== Written instruction ==
Reproduce the full listing that appears beneath this instruction exactly.

Records from a collection of figures:
————
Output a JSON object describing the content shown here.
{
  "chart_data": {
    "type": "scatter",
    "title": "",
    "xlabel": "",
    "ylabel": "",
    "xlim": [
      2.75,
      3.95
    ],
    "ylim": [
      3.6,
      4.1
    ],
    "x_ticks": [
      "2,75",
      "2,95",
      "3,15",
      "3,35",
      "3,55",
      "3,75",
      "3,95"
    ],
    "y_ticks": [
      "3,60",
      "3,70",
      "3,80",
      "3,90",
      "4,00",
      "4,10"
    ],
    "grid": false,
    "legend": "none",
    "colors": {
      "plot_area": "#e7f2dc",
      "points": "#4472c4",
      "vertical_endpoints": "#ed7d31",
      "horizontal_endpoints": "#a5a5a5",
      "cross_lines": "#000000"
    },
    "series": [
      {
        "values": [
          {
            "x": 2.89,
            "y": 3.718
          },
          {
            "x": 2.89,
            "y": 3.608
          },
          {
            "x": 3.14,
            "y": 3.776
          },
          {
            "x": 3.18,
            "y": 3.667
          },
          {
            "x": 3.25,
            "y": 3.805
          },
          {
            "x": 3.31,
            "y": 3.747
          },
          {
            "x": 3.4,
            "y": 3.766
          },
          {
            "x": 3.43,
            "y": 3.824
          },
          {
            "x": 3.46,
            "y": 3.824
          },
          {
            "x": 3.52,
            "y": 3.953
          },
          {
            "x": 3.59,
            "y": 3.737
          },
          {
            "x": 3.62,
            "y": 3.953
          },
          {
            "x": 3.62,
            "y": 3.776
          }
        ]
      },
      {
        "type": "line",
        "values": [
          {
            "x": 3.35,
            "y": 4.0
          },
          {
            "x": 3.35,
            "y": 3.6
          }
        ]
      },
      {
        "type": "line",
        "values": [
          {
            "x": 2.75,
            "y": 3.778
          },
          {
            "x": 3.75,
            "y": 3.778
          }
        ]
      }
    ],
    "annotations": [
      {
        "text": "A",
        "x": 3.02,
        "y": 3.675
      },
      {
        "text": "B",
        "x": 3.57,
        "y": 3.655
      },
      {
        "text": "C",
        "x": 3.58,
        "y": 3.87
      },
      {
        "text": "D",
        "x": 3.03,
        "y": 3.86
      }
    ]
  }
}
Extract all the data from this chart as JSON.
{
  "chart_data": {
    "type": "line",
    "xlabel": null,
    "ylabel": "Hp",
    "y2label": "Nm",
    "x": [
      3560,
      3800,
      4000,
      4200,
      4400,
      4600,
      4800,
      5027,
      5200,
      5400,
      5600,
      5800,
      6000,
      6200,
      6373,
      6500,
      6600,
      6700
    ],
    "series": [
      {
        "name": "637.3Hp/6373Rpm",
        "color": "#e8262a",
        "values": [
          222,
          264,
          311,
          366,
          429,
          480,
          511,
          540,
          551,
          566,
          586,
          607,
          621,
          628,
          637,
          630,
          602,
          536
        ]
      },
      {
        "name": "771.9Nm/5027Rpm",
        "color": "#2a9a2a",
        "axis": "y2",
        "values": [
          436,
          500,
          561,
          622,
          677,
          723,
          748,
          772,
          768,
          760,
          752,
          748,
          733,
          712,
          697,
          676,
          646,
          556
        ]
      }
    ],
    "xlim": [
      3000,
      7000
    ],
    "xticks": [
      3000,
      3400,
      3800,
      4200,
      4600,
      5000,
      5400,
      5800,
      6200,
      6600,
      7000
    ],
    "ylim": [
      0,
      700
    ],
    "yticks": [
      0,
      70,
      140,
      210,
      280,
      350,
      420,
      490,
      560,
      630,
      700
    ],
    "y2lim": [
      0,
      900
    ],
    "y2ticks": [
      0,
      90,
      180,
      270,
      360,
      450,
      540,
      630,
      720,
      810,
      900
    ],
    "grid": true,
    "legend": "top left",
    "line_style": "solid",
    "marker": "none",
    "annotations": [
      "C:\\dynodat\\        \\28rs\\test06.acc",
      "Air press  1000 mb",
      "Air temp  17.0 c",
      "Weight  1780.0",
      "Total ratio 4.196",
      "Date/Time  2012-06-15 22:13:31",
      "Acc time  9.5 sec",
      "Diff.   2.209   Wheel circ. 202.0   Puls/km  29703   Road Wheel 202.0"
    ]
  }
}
————
== The solution ==
Output a JSON object describing the content shown here.
{
  "chart_data": {
    "type": "scatter",
    "title": "",
    "xlabel": "",
    "ylabel": "",
    "xlim": [
      2.75,
      3.95
    ],
    "ylim": [
      3.6,
      4.1
    ],
    "x_ticks": [
      "2,75",
      "2,95",
      "3,15",
      "3,35",
      "3,55",
      "3,75",
      "3,95"
    ],
    "y_ticks": [
      "3,60",
      "3,70",
      "3,80",
      "3,90",
      "4,00",
      "4,10"
    ],
    "grid": false,
    "legend": "none",
    "colors": {
      "plot_area": "#e7f2dc",
      "points": "#4472c4",
      "vertical_endpoints": "#ed7d31",
      "horizontal_endpoints": "#a5a5a5",
      "cross_lines": "#000000"
    },
    "series": [
      {
        "values": [
          {
            "x": 2.89,
            "y": 3.718
          },
          {
            "x": 2.89,
            "y": 3.608
          },
          {
            "x": 3.14,
            "y": 3.776
          },
          {
            "x": 3.18,
            "y": 3.667
          },
          {
            "x": 3.25,
            "y": 3.805
          },
          {
            "x": 3.31,
            "y": 3.747
          },
          {
            "x": 3.4,
            "y": 3.766
          },
          {
            "x": 3.43,
            "y": 3.824
          },
          {
            "x": 3.46,
            "y": 3.824
          },
          {
            "x": 3.52,
            "y": 3.953
          },
          {
            "x": 3.59,
            "y": 3.737
          },
          {
            "x": 3.62,
            "y": 3.953
          },
          {
            "x": 3.62,
            "y": 3.776
          }
        ]
      },
      {
        "type": "line",
        "values": [
          {
            "x": 3.35,
            "y": 4.0
          },
          {
            "x": 3.35,
            "y": 3.6
          }
        ]
      },
      {
        "type": "line",
        "values": [
          {
            "x": 2.75,
            "y": 3.778
          },
          {
            "x": 3.75,
            "y": 3.778
          }
        ]
      }
    ],
    "annotations": [
      {
        "text": "A",
        "x": 3.02,
        "y": 3.675
      },
      {
        "text": "B",
        "x": 3.57,
        "y": 3.655
      },
      {
        "text": "C",
        "x": 3.58,
        "y": 3.87
      },
      {
        "text": "D",
        "x": 3.03,
        "y": 3.86
      }
    ]
  }
}
Extract all the data from this chart as JSON.
{
  "chart_data": {
    "type": "line",
    "xlabel": null,
    "ylabel": "Hp",
    "y2label": "Nm",
    "x": [
      3560,
      3800,
      4000,
      4200,
      4400,
      4600,
      4800,
      5027,
      5200,
      5400,
      5600,
      5800,
      6000,
      6200,
      6373,
      6500,
      6600,
      6700
    ],
    "series": [
      {
        "name": "637.3Hp/6373Rpm",
        "color": "#e8262a",
        "values": [
          222,
          264,
          311,
          366,
          429,
          480,
          511,
          540,
          551,
          566,
          586,
          607,
          621,
          628,
          637,
          630,
          602,
          536
        ]
      },
      {
        "name": "771.9Nm/5027Rpm",
        "color": "#2a9a2a",
        "axis": "y2",
        "values": [
          436,
          500,
          561,
          622,
          677,
          723,
          748,
          772,
          768,
          760,
          752,
          748,
          733,
          712,
          697,
          676,
          646,
          556
        ]
      }
    ],
    "xlim": [
      3000,
      7000
    ],
    "xticks": [
      3000,
      3400,
      3800,
      4200,
      4600,
      5000,
      5400,
      5800,
      6200,
      6600,
      7000
    ],
    "ylim": [
      0,
      700
    ],
    "yticks": [
      0,
      70,
      140,
      210,
      280,
      350,
      420,
      490,
      560,
      630,
      700
    ],
    "y2lim": [
      0,
      900
    ],
    "y2ticks": [
      0,
      90,
      180,
      270,
      360,
      450,
      540,
      630,
      720,
      810,
      900
    ],
    "grid": true,
    "legend": "top left",
    "line_style": "solid",
    "marker": "none",
    "annotations": [
      "C:\\dynodat\\        \\28rs\\test06.acc",
      "Air press  1000 mb",
      "Air temp  17.0 c",
      "Weight  1780.0",
      "Total ratio 4.196",
      "Date/Time  2012-06-15 22:13:31",
      "Acc time  9.5 sec",
      "Diff.   2.209   Wheel circ. 202.0   Puls/km  29703   Road Wheel 202.0"
    ]
  }
}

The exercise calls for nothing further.